Every line that includes the word "JSON" is to be listed.

Dataset listings of figures:
·····
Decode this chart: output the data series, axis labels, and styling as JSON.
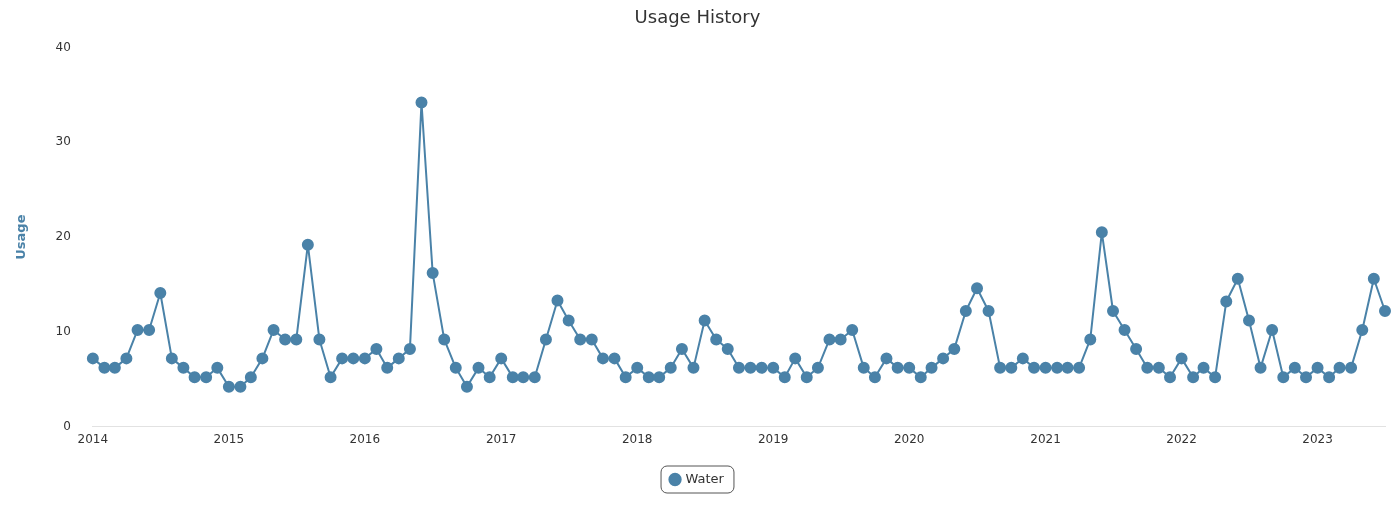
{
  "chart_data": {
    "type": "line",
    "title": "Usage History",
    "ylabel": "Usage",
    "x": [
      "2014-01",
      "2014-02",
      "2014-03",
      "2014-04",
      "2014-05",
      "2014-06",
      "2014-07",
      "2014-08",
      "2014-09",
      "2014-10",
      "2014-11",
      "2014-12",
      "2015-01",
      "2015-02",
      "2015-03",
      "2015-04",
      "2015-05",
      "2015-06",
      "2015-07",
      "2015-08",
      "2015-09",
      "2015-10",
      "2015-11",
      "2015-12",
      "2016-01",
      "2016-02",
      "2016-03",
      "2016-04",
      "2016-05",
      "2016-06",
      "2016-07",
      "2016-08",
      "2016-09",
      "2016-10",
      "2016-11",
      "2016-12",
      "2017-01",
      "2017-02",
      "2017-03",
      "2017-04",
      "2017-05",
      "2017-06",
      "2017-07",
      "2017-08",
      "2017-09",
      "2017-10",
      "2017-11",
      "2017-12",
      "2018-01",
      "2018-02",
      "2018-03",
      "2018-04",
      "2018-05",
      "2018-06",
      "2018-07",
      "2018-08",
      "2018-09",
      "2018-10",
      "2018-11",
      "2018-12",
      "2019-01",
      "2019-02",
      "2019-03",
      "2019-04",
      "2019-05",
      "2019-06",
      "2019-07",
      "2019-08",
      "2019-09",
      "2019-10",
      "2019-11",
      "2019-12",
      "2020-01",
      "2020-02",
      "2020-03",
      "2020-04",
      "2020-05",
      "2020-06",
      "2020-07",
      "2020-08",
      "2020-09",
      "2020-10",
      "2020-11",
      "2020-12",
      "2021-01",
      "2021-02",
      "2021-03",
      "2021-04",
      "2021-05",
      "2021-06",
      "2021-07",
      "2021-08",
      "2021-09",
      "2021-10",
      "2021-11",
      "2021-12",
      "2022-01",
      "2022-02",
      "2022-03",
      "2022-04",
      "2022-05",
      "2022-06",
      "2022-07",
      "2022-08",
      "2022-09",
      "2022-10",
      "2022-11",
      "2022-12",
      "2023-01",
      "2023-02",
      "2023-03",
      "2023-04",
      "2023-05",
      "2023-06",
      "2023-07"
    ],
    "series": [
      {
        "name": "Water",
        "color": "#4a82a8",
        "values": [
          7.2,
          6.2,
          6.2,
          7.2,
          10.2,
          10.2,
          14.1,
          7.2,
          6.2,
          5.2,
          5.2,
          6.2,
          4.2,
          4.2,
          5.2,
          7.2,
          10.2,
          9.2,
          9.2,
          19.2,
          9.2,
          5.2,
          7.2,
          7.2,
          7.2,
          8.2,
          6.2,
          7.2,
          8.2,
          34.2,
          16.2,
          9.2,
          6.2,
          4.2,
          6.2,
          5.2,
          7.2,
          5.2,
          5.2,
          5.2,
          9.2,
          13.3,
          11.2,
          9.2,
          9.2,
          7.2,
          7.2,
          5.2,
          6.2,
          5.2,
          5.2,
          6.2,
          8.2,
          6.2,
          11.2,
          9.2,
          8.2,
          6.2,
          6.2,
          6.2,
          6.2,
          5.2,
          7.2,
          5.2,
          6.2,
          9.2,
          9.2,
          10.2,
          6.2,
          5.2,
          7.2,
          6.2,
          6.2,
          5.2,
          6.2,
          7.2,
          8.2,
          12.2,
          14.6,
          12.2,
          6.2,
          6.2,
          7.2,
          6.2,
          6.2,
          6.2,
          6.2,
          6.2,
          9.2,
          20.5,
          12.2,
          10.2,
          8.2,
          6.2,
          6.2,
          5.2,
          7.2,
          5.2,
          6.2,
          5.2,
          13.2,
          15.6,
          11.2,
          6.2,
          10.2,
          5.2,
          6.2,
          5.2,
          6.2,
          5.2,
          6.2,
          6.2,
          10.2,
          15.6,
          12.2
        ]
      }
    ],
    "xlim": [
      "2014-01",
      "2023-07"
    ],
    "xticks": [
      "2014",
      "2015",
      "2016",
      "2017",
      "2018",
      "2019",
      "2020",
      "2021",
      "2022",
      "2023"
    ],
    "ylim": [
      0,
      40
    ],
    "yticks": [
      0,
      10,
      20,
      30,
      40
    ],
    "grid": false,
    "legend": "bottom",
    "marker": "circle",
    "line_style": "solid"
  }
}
·····
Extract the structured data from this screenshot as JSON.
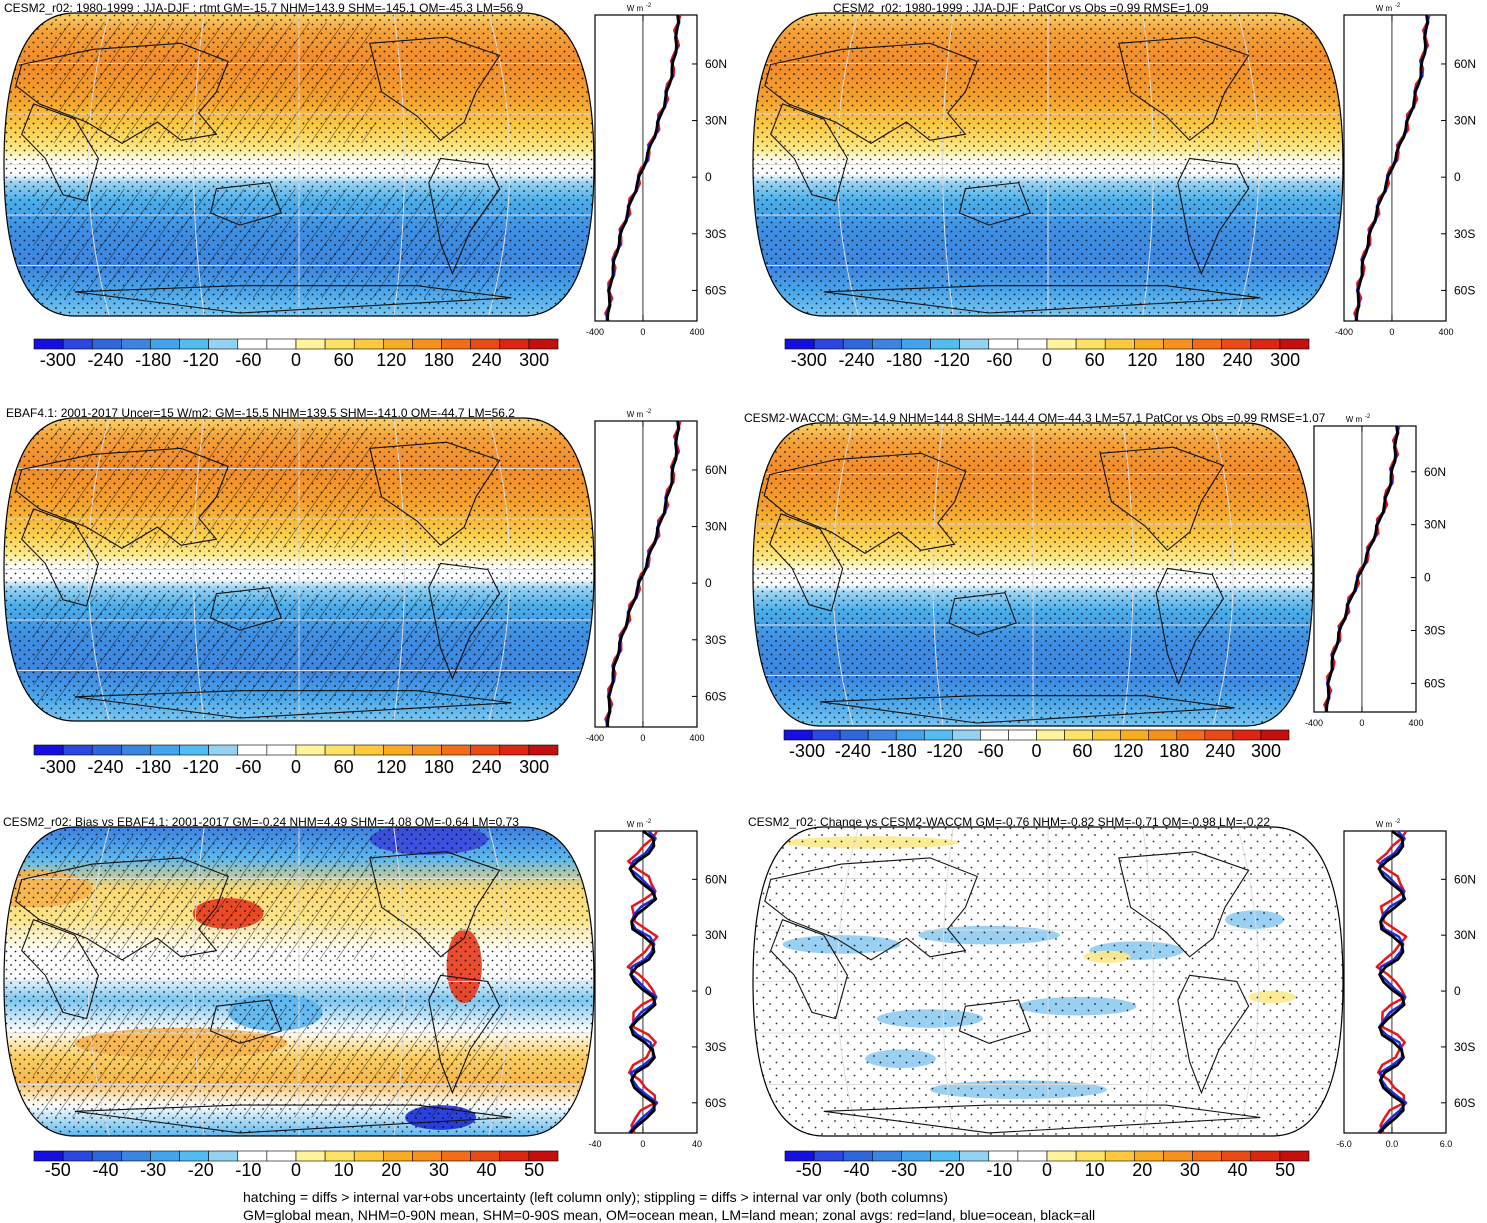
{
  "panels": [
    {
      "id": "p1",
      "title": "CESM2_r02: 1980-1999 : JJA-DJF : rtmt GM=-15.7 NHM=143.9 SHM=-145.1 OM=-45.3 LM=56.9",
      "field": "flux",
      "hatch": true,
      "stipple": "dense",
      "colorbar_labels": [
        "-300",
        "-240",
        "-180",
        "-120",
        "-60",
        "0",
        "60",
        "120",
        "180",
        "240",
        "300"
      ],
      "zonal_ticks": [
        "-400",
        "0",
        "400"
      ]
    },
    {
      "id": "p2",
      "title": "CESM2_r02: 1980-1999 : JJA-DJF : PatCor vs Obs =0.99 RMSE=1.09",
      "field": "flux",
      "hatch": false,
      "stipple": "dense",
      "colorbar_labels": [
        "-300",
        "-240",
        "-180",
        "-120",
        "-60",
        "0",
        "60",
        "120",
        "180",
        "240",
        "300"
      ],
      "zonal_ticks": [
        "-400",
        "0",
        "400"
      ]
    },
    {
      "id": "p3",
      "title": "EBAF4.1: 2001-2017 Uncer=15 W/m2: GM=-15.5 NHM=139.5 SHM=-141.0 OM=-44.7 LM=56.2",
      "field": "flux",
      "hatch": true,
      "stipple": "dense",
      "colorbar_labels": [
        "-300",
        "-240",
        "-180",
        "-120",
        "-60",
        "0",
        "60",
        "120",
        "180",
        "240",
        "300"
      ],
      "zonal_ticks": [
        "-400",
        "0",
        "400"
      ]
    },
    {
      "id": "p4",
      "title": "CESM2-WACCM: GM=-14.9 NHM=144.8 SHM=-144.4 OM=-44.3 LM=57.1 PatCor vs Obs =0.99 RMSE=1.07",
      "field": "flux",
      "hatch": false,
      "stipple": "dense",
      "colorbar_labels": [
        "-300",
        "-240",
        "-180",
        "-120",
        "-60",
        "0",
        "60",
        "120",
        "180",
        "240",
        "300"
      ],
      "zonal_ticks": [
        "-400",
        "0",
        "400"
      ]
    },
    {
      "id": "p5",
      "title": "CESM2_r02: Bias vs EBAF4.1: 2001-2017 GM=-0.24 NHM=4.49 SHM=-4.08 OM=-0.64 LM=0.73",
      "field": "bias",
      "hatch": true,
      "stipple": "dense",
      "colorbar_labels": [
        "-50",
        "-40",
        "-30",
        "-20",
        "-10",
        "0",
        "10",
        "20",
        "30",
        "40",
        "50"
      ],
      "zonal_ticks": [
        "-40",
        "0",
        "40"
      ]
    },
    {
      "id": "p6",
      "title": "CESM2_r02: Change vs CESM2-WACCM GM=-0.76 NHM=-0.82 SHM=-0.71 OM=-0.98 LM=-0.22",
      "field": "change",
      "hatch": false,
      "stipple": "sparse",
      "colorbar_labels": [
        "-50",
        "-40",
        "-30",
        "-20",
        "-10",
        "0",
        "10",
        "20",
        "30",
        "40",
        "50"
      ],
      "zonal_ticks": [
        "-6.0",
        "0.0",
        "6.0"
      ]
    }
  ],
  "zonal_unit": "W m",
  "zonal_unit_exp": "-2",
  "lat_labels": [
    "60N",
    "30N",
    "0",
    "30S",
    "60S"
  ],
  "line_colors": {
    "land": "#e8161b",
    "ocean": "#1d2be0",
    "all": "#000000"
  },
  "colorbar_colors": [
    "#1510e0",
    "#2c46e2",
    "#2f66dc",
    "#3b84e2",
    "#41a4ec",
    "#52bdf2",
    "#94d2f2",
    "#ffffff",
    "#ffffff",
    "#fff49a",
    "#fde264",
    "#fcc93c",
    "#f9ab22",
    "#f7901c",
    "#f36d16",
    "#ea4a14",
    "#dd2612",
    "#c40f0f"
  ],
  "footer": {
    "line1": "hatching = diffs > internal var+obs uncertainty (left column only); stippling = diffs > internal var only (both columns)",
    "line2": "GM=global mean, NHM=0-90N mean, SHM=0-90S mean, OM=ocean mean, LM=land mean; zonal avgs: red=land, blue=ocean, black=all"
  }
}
·····
- Full response:
Decode this chart: output the data series, axis labels, and styling as JSON.
Extract the structured data from this screenshot as JSON.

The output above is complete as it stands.